Repeat the whole listing below, word for word.

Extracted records
________________________________________

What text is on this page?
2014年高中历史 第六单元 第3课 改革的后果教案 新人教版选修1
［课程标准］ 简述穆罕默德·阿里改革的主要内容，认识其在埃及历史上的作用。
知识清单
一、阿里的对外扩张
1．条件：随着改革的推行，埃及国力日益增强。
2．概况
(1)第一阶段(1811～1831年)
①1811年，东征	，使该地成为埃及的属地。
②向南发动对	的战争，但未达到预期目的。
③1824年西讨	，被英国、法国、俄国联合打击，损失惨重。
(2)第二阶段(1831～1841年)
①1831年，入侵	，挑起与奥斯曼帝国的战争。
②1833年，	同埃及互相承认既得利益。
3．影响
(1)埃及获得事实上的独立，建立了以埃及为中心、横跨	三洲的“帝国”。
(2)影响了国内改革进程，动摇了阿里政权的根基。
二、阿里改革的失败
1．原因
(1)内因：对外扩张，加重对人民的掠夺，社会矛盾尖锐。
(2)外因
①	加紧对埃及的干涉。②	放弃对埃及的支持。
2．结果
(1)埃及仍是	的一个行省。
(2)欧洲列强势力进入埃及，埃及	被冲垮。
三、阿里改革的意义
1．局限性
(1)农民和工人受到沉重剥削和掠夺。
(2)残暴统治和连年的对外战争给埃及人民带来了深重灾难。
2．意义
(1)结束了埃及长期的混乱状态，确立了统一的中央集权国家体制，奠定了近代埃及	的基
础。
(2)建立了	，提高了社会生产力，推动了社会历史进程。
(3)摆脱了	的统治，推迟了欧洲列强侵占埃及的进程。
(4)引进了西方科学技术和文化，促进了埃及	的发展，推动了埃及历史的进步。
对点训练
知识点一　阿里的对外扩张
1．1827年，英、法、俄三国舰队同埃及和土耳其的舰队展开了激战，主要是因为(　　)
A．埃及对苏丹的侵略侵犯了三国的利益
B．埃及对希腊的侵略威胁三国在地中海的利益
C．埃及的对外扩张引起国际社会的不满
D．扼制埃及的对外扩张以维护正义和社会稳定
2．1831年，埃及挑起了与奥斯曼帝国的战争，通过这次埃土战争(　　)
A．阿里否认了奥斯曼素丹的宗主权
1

________________________________________

*EXERCISE RESULT*
What text is on this page?
2014年高中历史 第六单元 第3课 改革的后果教案 新人教版选修1
［课程标准］ 简述穆罕默德·阿里改革的主要内容，认识其在埃及历史上的作用。
知识清单
一、阿里的对外扩张
1．条件：随着改革的推行，埃及国力日益增强。
2．概况
(1)第一阶段(1811～1831年)
①1811年，东征	，使该地成为埃及的属地。
②向南发动对	的战争，但未达到预期目的。
③1824年西讨	，被英国、法国、俄国联合打击，损失惨重。
(2)第二阶段(1831～1841年)
①1831年，入侵	，挑起与奥斯曼帝国的战争。
②1833年，	同埃及互相承认既得利益。
3．影响
(1)埃及获得事实上的独立，建立了以埃及为中心、横跨	三洲的“帝国”。
(2)影响了国内改革进程，动摇了阿里政权的根基。
二、阿里改革的失败
1．原因
(1)内因：对外扩张，加重对人民的掠夺，社会矛盾尖锐。
(2)外因
①	加紧对埃及的干涉。②	放弃对埃及的支持。
2．结果
(1)埃及仍是	的一个行省。
(2)欧洲列强势力进入埃及，埃及	被冲垮。
三、阿里改革的意义
1．局限性
(1)农民和工人受到沉重剥削和掠夺。
(2)残暴统治和连年的对外战争给埃及人民带来了深重灾难。
2．意义
(1)结束了埃及长期的混乱状态，确立了统一的中央集权国家体制，奠定了近代埃及	的基
础。
(2)建立了	，提高了社会生产力，推动了社会历史进程。
(3)摆脱了	的统治，推迟了欧洲列强侵占埃及的进程。
(4)引进了西方科学技术和文化，促进了埃及	的发展，推动了埃及历史的进步。
对点训练
知识点一　阿里的对外扩张
1．1827年，英、法、俄三国舰队同埃及和土耳其的舰队展开了激战，主要是因为(　　)
A．埃及对苏丹的侵略侵犯了三国的利益
B．埃及对希腊的侵略威胁三国在地中海的利益
C．埃及的对外扩张引起国际社会的不满
D．扼制埃及的对外扩张以维护正义和社会稳定
2．1831年，埃及挑起了与奥斯曼帝国的战争，通过这次埃土战争(　　)
A．阿里否认了奥斯曼素丹的宗主权
1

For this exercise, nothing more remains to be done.